Excerpt from a dataset:
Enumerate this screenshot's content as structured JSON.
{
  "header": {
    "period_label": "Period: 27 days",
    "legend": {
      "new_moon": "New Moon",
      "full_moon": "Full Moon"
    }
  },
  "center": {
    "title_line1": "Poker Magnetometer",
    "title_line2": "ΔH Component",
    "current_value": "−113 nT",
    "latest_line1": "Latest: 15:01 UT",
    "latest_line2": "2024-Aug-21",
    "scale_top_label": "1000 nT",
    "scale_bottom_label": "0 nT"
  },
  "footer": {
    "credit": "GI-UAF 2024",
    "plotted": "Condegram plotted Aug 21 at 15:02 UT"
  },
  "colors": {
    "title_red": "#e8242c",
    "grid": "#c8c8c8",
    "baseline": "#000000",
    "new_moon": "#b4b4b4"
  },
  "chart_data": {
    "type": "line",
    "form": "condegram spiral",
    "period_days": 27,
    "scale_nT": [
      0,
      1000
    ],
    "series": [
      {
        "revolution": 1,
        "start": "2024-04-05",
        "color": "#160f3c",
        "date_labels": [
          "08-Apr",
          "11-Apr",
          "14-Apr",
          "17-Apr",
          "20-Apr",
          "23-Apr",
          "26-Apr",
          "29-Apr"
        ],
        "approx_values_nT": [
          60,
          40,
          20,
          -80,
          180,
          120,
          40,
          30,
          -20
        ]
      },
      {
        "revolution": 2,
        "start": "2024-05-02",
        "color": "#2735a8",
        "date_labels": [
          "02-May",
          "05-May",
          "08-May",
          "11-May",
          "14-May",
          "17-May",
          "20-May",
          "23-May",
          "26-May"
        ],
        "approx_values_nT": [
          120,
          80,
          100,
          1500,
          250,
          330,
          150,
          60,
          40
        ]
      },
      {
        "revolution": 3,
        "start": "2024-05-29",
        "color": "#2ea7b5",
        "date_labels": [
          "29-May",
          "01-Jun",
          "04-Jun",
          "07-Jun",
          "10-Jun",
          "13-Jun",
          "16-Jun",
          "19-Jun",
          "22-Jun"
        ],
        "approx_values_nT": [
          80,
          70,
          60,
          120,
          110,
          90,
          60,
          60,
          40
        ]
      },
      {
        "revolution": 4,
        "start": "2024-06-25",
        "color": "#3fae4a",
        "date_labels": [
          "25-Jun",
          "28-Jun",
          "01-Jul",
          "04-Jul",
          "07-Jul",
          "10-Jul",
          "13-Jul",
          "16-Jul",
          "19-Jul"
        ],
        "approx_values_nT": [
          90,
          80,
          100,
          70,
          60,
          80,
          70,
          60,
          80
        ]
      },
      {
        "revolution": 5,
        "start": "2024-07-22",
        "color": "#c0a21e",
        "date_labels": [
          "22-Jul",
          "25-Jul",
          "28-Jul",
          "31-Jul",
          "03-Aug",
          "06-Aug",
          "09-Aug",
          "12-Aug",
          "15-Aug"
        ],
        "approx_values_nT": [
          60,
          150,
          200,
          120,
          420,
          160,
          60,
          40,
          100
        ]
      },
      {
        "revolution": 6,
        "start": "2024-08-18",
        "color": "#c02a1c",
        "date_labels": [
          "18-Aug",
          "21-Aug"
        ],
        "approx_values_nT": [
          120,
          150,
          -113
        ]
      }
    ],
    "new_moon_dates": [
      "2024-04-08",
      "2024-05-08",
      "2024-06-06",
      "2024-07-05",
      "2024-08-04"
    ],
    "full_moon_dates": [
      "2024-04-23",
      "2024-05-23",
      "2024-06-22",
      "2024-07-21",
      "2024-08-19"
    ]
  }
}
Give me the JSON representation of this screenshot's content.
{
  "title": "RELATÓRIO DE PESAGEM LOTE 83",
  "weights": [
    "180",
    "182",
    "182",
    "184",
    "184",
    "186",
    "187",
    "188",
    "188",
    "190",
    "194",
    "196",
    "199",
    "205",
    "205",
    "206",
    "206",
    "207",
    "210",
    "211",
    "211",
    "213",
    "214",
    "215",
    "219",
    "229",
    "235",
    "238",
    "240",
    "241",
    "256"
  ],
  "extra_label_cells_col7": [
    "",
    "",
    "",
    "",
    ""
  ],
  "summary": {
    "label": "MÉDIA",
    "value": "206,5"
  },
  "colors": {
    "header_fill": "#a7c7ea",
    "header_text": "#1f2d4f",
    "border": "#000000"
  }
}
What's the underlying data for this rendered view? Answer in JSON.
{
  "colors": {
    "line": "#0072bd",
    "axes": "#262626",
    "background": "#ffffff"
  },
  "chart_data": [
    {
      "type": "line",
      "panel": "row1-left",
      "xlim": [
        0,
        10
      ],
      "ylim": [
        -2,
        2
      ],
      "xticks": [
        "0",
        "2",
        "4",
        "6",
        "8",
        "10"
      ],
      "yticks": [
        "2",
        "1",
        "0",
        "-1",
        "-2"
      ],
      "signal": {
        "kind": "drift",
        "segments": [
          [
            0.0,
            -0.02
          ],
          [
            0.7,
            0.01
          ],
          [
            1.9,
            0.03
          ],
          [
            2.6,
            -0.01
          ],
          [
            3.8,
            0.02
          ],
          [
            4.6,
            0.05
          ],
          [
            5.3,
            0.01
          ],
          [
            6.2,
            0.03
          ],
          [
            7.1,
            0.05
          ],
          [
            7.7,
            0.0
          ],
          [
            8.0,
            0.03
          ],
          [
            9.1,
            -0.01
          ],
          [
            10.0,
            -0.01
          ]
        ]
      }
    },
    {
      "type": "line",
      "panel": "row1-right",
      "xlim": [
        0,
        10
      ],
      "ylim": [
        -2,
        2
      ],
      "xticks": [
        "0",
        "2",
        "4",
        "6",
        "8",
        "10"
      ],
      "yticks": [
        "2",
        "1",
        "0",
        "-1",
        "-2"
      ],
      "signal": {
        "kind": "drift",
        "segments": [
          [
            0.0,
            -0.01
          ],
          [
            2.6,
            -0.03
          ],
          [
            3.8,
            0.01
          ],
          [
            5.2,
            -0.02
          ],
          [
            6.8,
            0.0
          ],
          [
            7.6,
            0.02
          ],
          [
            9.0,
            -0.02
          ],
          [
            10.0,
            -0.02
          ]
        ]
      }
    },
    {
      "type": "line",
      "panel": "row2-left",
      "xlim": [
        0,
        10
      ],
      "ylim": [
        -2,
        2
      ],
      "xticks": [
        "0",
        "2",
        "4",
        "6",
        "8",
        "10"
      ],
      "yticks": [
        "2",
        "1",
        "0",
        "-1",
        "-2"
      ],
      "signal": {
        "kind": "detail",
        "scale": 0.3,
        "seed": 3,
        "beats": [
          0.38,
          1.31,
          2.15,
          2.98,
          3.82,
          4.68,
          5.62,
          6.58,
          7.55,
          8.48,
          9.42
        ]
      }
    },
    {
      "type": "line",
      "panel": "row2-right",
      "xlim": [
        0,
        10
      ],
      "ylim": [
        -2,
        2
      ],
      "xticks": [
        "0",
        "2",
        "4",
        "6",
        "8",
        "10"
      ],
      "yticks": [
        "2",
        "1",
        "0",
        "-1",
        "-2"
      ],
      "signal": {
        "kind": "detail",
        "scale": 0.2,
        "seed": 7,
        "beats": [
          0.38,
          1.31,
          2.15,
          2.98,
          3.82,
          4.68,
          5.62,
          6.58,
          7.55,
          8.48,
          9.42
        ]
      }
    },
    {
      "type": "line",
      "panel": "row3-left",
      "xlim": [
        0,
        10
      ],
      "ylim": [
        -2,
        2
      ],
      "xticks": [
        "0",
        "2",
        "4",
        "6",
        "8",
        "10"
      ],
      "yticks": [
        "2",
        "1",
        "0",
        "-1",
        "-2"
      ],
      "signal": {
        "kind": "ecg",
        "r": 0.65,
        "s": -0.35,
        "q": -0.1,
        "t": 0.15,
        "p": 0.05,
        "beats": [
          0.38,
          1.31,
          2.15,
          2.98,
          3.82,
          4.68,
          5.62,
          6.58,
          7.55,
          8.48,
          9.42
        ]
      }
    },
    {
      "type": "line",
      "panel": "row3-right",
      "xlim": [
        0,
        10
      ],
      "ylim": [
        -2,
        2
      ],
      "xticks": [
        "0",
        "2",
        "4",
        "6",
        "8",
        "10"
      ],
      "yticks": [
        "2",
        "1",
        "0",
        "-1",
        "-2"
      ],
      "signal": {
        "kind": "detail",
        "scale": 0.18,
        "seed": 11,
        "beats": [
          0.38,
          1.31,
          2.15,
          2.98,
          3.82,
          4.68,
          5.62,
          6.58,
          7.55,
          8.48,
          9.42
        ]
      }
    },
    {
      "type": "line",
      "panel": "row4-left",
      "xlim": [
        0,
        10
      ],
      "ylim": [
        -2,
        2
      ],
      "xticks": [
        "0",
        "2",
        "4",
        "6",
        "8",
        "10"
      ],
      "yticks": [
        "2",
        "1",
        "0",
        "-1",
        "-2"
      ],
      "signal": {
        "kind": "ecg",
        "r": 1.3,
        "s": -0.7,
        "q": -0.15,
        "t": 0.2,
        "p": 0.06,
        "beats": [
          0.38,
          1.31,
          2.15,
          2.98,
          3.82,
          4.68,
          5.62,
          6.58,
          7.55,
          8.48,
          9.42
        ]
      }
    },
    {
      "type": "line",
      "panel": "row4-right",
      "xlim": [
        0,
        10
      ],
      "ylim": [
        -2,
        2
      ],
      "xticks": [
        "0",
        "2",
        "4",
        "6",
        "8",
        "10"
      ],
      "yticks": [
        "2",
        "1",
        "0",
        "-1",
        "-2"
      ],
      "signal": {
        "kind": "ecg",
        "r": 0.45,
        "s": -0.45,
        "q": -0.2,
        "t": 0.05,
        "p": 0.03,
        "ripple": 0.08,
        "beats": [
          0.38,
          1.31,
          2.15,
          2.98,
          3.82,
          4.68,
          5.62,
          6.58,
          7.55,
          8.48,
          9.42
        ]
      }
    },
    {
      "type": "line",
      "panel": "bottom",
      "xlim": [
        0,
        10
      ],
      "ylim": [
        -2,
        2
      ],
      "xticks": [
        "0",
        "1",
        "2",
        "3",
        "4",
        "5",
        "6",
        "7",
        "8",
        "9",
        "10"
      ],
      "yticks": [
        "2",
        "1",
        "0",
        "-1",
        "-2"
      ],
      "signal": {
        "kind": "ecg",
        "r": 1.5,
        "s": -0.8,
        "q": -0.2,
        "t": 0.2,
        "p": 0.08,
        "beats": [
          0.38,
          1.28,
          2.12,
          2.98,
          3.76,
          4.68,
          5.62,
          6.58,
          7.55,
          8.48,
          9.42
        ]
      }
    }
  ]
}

* Directions
From the data above, gather every line that includes the word "screenshot".

* Full solution
Enumerate this screenshot's content as structured JSON.
Give me the JSON representation of this screenshot's content.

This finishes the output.